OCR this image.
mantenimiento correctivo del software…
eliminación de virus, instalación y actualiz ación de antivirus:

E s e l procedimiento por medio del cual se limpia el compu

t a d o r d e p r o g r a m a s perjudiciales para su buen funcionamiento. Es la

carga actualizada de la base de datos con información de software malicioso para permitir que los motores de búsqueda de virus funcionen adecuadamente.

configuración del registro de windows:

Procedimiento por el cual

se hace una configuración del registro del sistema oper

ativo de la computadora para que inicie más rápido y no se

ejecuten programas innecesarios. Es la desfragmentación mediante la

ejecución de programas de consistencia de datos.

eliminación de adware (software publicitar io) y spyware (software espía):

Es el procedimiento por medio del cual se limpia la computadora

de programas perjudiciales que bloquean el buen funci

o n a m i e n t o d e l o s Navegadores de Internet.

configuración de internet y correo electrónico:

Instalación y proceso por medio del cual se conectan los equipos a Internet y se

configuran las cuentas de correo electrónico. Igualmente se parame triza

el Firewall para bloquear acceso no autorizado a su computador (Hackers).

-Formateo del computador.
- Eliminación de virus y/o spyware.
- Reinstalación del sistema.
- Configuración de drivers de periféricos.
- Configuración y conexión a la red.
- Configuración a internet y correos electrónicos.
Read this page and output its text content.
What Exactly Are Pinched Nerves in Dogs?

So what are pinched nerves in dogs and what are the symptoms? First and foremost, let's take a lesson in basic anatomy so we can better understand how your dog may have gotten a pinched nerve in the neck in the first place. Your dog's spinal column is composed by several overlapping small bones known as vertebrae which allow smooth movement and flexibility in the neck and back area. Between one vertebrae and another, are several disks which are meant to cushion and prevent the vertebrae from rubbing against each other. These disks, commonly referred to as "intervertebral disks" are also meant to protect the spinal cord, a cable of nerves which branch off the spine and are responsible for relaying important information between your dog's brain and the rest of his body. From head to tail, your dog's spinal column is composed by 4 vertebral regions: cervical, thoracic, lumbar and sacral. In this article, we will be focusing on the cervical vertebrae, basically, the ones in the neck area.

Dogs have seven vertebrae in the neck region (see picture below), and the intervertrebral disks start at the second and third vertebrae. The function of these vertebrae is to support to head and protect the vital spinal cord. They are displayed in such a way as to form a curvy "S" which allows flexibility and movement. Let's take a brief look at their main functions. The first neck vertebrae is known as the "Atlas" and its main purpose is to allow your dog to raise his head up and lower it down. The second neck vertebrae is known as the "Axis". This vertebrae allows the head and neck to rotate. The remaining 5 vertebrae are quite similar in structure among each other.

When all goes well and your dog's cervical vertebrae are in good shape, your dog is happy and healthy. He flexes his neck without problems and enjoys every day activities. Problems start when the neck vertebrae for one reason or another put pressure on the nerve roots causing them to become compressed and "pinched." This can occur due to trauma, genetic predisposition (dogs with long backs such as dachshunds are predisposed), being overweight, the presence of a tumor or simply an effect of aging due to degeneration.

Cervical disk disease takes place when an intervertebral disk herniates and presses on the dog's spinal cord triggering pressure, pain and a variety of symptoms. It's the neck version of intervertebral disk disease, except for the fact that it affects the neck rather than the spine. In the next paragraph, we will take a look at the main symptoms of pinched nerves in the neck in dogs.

* * * *

** Required action **
Each line in the data that holds the string "limpia" must be returned.

** Answer to the problem **
E s e l procedimiento por medio del cual se limpia el compu
Es el procedimiento por medio del cual se limpia la computadora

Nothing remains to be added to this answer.